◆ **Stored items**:
## Start
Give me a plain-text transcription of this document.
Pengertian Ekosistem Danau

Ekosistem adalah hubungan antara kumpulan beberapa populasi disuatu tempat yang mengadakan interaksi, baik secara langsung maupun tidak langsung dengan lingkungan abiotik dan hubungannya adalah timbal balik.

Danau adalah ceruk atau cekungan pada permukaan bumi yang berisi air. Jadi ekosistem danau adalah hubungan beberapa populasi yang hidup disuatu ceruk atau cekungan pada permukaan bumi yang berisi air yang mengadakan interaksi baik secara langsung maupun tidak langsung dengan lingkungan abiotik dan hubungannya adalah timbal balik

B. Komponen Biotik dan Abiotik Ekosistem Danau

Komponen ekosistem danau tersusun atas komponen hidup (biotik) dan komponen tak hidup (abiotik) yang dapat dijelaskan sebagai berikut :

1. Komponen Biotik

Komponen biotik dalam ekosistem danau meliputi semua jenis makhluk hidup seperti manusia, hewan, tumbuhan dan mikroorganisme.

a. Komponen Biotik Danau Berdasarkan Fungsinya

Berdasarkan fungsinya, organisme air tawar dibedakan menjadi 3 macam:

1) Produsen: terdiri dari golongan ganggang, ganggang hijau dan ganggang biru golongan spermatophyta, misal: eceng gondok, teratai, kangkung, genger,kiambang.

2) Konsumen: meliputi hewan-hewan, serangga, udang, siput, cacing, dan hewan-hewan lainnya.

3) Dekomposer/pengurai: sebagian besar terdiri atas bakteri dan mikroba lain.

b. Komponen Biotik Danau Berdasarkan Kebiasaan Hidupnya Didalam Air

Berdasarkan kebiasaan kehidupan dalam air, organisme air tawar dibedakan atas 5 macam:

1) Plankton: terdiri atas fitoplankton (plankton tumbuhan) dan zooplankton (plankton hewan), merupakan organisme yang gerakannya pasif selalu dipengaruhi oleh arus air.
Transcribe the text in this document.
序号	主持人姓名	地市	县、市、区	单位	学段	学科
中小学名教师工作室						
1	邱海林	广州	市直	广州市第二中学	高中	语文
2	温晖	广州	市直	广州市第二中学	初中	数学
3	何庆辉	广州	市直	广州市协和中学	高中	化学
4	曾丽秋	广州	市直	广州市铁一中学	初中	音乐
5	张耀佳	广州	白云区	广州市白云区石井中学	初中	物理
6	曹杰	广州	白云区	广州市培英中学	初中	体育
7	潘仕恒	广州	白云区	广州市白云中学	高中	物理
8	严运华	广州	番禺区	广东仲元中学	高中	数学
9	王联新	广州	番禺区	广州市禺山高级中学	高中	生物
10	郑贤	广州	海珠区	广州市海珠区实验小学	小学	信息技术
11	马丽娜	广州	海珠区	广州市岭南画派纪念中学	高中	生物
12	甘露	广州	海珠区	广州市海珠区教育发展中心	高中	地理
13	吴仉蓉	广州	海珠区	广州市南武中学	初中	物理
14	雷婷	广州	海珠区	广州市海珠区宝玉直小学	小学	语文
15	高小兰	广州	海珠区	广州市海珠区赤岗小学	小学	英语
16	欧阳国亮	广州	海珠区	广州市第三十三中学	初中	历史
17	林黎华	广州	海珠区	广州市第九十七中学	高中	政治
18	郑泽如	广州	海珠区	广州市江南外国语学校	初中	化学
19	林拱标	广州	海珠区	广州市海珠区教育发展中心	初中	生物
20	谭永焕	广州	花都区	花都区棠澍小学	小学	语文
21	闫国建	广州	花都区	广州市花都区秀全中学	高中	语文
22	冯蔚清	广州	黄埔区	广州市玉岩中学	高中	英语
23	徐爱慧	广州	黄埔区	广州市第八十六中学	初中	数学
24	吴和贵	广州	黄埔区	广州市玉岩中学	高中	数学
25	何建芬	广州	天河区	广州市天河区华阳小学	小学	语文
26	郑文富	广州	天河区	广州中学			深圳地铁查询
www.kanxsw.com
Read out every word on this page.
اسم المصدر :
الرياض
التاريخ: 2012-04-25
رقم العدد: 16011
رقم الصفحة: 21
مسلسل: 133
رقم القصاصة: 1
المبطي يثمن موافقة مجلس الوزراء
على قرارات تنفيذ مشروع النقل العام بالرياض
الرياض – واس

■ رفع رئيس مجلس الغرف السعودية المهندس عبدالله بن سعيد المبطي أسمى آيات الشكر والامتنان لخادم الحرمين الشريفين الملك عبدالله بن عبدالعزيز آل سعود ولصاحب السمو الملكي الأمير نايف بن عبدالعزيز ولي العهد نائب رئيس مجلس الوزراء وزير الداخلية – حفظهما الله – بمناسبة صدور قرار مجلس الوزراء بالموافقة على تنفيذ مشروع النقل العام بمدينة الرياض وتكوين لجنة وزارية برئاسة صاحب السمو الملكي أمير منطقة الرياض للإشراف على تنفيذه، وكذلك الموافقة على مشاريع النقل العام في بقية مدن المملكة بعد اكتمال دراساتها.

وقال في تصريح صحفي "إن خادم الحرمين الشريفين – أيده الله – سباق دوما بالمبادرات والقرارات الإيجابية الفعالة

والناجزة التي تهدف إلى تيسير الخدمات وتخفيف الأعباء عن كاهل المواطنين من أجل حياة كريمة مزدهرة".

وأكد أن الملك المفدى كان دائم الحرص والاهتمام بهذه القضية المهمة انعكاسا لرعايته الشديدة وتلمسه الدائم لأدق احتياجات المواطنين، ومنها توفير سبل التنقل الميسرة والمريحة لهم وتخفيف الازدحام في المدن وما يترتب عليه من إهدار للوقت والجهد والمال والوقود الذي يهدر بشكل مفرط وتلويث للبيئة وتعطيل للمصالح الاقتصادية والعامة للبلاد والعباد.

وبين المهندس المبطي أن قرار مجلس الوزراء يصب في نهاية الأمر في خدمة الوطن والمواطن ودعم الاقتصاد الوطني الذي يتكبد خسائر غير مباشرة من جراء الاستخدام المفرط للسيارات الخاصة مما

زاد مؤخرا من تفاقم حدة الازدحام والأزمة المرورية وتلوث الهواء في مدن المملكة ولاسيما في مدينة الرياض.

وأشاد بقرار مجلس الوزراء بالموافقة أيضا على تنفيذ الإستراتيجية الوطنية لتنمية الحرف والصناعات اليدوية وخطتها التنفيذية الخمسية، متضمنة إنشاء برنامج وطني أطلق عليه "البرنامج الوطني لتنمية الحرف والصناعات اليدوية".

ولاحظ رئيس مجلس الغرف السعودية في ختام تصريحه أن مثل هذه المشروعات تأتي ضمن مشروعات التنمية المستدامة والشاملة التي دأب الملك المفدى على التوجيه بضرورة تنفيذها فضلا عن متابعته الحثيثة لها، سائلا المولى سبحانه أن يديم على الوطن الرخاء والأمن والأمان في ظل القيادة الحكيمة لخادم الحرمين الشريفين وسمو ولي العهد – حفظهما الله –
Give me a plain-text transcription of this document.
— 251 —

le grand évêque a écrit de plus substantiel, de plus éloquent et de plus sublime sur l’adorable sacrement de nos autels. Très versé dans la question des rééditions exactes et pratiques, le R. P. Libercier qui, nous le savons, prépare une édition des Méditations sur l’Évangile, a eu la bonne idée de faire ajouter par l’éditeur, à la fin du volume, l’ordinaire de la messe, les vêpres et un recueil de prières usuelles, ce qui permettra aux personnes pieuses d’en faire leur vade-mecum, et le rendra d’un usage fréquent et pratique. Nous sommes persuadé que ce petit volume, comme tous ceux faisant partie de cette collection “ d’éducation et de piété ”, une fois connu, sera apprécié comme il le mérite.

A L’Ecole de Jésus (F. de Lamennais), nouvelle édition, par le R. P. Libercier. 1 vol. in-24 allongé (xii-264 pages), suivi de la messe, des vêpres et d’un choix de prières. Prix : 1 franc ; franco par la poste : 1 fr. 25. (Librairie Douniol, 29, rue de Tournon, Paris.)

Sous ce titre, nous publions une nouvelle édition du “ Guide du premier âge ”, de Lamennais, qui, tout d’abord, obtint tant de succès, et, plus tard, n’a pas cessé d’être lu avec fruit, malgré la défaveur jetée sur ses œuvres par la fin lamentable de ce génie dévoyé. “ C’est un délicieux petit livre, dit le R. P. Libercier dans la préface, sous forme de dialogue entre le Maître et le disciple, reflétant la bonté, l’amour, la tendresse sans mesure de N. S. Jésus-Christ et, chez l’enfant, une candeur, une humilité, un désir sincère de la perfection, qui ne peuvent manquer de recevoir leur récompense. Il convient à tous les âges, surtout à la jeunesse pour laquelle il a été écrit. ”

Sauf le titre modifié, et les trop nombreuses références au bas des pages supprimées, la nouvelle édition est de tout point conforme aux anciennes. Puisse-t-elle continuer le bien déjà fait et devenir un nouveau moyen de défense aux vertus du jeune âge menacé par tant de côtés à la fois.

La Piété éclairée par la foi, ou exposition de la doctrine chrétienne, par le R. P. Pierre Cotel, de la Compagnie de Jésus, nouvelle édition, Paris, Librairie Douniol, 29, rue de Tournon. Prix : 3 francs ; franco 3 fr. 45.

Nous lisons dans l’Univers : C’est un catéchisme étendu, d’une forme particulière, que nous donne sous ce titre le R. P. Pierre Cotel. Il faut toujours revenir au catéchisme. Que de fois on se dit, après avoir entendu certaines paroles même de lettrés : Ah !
## End
◆ **Task details**:
Show the lines of the records that include the string "populasi".

◆ **Answer to the task**:
Ekosistem adalah hubungan antara kumpulan beberapa populasi disuatu tempat yang mengadakan interaksi, baik secara langsung maupun tidak langsung dengan lingkungan abiotik dan hubungannya adalah timbal balik.
Danau adalah ceruk atau cekungan pada permukaan bumi yang berisi air. Jadi ekosistem danau adalah hubungan beberapa populasi yang hidup disuatu ceruk atau cekungan pada permukaan bumi yang berisi air yang mengadakan interaksi baik secara langsung maupun tidak langsung dengan lingkungan abiotik dan hubungannya adalah timbal balik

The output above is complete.